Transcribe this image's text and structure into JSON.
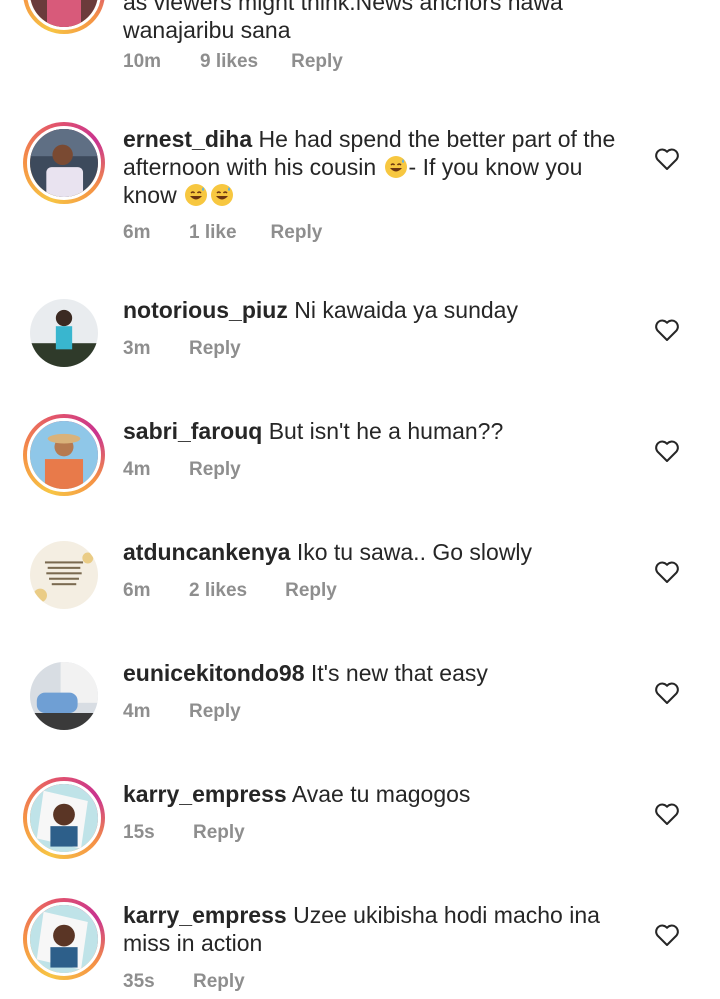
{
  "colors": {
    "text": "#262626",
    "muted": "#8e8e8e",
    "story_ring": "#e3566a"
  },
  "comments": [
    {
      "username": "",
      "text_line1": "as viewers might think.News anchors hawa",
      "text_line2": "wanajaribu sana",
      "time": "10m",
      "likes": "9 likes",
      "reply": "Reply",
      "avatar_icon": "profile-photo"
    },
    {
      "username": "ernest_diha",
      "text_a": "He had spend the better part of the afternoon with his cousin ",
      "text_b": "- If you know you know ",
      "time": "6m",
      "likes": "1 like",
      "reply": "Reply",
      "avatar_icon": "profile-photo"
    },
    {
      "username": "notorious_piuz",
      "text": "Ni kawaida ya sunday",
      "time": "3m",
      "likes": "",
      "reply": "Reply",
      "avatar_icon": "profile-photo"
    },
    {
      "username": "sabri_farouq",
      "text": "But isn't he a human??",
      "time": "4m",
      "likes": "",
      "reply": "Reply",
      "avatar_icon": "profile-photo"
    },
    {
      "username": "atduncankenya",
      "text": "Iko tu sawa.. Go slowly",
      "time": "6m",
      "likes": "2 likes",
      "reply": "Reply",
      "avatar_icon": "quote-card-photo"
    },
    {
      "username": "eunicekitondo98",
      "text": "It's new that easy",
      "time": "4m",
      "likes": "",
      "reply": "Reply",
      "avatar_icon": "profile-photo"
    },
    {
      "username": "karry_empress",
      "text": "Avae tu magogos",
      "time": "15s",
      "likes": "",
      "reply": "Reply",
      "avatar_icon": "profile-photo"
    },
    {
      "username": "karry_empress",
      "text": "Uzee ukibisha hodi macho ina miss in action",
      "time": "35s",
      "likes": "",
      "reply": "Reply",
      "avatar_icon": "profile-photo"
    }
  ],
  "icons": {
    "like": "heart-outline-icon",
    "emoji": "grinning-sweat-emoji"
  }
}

========================================================================

## STATED TASK
The records above need to be restated word for word, with the pictures left out.

## EXERCISE OUTPUT
Transcribe this image's text and structure into JSON.
{
  "colors": {
    "text": "#262626",
    "muted": "#8e8e8e",
    "story_ring": "#e3566a"
  },
  "comments": [
    {
      "username": "",
      "text_line1": "as viewers might think.News anchors hawa",
      "text_line2": "wanajaribu sana",
      "time": "10m",
      "likes": "9 likes",
      "reply": "Reply",
      "avatar_icon": "profile-photo"
    },
    {
      "username": "ernest_diha",
      "text_a": "He had spend the better part of the afternoon with his cousin ",
      "text_b": "- If you know you know ",
      "time": "6m",
      "likes": "1 like",
      "reply": "Reply",
      "avatar_icon": "profile-photo"
    },
    {
      "username": "notorious_piuz",
      "text": "Ni kawaida ya sunday",
      "time": "3m",
      "likes": "",
      "reply": "Reply",
      "avatar_icon": "profile-photo"
    },
    {
      "username": "sabri_farouq",
      "text": "But isn't he a human??",
      "time": "4m",
      "likes": "",
      "reply": "Reply",
      "avatar_icon": "profile-photo"
    },
    {
      "username": "atduncankenya",
      "text": "Iko tu sawa.. Go slowly",
      "time": "6m",
      "likes": "2 likes",
      "reply": "Reply",
      "avatar_icon": "quote-card-photo"
    },
    {
      "username": "eunicekitondo98",
      "text": "It's new that easy",
      "time": "4m",
      "likes": "",
      "reply": "Reply",
      "avatar_icon": "profile-photo"
    },
    {
      "username": "karry_empress",
      "text": "Avae tu magogos",
      "time": "15s",
      "likes": "",
      "reply": "Reply",
      "avatar_icon": "profile-photo"
    },
    {
      "username": "karry_empress",
      "text": "Uzee ukibisha hodi macho ina miss in action",
      "time": "35s",
      "likes": "",
      "reply": "Reply",
      "avatar_icon": "profile-photo"
    }
  ],
  "icons": {
    "like": "heart-outline-icon",
    "emoji": "grinning-sweat-emoji"
  }
}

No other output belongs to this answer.